== Material provided ==

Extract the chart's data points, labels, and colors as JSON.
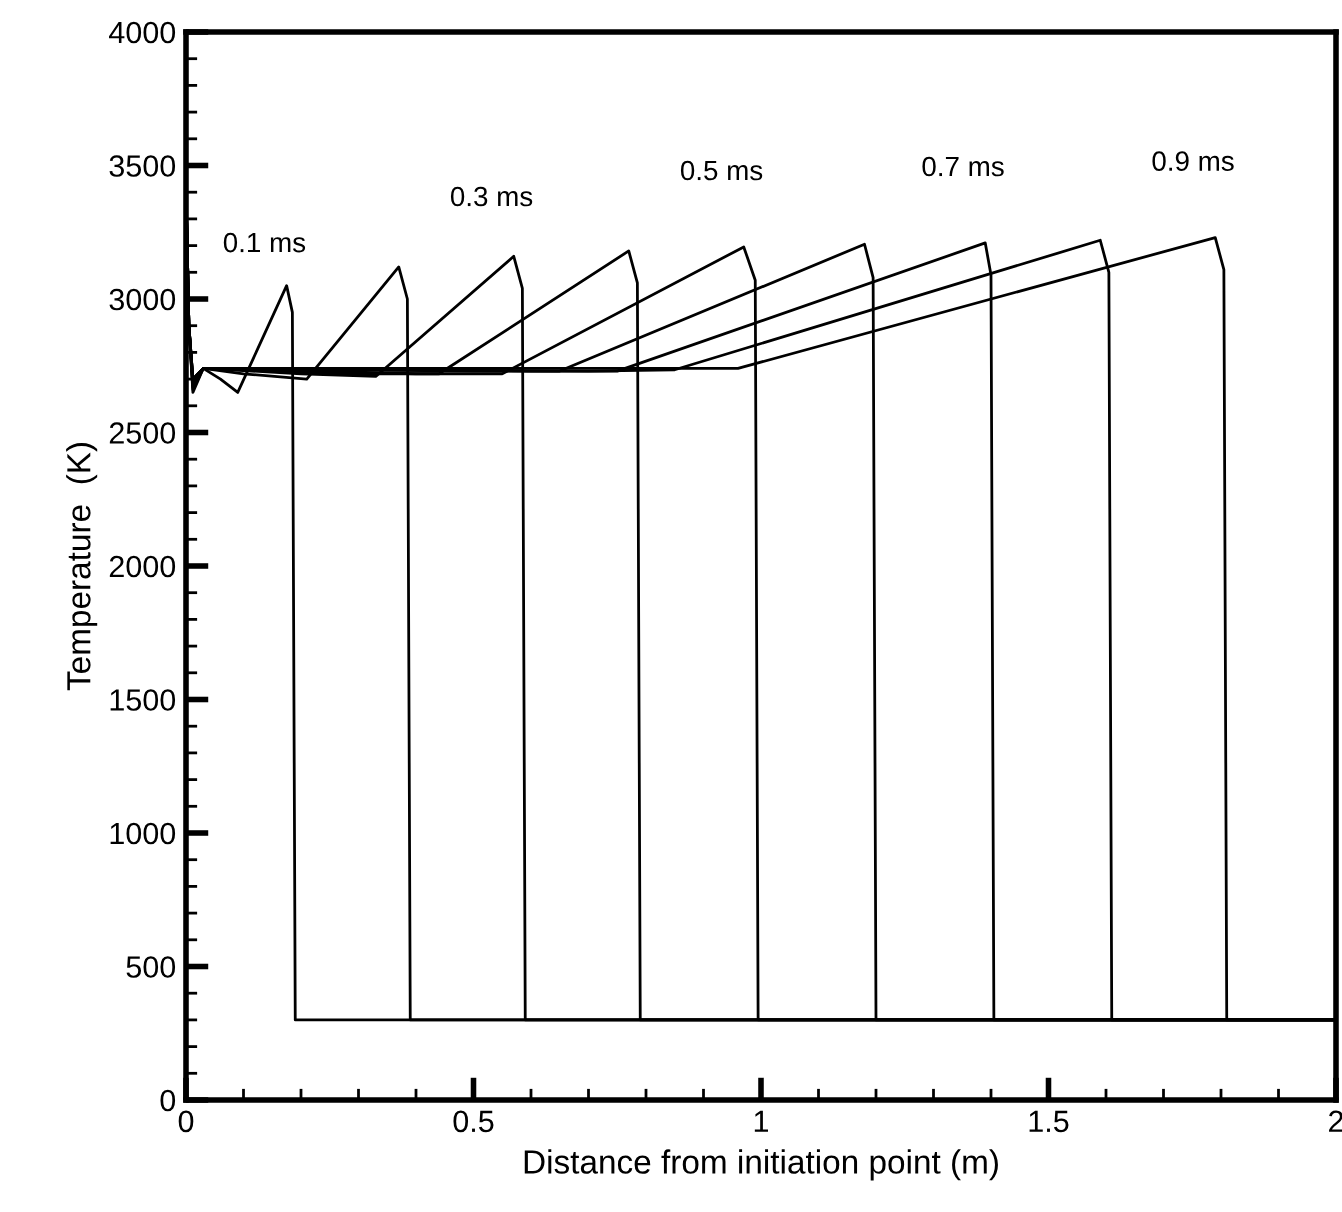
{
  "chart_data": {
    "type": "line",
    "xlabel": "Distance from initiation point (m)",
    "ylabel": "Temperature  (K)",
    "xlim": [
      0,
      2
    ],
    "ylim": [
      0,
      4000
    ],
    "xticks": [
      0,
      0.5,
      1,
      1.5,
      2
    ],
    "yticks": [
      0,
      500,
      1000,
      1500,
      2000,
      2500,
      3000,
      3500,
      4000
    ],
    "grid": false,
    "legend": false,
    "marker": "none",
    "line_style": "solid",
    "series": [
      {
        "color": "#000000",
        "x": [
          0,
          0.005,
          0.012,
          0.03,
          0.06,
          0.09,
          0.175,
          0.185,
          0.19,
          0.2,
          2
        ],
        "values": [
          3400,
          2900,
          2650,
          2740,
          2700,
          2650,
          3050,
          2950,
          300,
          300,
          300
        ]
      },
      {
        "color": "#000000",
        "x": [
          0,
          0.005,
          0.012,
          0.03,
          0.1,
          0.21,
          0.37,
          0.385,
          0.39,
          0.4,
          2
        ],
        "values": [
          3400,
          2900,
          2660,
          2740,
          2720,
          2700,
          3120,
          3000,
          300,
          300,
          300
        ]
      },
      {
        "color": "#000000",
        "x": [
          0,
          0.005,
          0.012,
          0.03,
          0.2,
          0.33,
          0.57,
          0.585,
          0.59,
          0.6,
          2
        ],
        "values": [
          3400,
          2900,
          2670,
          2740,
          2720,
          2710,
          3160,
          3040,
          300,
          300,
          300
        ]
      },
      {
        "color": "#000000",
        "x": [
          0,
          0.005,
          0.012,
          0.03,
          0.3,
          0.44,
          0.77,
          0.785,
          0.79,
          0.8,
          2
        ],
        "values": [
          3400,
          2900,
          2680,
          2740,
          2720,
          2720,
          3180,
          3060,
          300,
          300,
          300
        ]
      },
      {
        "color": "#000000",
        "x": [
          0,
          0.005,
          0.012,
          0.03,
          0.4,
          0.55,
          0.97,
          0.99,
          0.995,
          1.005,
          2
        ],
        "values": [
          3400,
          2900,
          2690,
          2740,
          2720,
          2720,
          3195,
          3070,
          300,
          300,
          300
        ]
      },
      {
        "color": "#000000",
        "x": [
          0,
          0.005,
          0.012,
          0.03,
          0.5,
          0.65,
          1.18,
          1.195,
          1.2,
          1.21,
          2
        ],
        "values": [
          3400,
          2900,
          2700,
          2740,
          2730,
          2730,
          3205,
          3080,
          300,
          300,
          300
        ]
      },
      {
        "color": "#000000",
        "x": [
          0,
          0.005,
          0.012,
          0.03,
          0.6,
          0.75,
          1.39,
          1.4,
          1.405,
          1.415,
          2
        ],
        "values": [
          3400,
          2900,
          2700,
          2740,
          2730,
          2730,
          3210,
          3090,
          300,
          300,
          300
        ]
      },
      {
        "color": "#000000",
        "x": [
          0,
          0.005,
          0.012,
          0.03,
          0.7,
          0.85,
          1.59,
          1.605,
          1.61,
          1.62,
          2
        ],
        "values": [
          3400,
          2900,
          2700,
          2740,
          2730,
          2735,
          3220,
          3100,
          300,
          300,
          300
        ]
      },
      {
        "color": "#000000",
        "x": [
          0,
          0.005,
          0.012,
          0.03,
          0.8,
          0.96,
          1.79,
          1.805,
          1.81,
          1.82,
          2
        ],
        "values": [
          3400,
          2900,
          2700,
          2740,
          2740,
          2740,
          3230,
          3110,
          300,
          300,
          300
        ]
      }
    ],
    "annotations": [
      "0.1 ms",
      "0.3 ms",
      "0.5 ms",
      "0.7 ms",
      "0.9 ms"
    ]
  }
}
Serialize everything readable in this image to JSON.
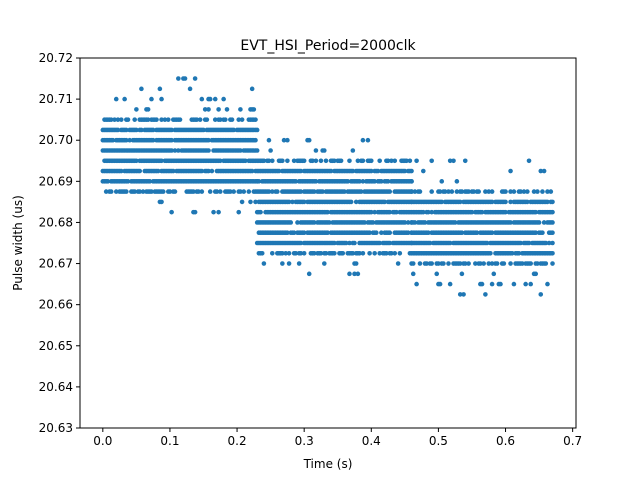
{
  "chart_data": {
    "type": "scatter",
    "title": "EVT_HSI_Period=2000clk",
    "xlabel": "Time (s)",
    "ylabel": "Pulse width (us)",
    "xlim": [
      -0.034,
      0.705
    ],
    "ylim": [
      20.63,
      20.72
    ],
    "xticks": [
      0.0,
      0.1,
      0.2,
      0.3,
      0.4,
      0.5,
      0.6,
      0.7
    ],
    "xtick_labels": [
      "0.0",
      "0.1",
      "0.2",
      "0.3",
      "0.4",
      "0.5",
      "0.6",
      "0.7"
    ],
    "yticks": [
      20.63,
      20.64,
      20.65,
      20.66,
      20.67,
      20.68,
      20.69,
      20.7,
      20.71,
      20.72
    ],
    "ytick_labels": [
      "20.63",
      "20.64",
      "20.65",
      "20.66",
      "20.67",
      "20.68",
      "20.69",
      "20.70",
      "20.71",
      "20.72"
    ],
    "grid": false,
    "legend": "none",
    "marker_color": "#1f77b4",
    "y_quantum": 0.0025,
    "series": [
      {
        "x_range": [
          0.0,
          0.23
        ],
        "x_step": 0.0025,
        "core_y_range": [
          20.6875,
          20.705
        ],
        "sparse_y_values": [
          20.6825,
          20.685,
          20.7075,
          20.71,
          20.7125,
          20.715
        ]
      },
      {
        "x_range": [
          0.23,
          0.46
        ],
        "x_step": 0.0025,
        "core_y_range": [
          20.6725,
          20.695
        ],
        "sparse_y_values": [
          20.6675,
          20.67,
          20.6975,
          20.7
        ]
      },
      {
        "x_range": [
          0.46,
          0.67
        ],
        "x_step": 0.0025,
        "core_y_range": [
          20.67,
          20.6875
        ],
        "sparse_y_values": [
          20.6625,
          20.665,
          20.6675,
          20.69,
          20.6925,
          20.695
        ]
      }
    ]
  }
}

===
== Material provided ==

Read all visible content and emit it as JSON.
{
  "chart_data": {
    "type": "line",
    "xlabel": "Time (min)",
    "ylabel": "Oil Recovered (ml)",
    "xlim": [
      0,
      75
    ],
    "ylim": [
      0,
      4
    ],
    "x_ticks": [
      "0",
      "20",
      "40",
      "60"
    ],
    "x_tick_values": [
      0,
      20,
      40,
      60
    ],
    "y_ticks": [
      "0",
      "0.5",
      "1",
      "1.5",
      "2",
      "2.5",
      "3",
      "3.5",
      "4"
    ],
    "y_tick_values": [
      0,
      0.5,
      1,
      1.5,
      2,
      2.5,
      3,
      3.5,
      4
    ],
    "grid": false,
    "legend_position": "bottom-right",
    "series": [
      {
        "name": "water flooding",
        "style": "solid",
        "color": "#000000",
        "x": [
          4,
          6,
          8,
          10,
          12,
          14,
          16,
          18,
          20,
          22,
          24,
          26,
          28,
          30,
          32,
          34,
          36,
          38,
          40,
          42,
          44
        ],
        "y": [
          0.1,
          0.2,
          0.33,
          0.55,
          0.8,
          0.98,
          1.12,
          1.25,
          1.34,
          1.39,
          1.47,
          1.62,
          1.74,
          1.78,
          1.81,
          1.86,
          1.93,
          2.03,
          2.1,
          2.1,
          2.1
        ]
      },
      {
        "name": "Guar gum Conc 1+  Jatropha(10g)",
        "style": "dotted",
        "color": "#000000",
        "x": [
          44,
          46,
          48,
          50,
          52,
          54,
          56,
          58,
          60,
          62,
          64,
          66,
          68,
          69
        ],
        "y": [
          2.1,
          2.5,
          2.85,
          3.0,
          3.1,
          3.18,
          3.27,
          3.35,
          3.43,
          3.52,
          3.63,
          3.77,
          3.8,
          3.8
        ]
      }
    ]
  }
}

===

> What is required
Pull out all lines from the entries above that include the word "name".

> The completed task
        "name": "water flooding",
        "name": "Guar gum Conc 1+  Jatropha(10g)",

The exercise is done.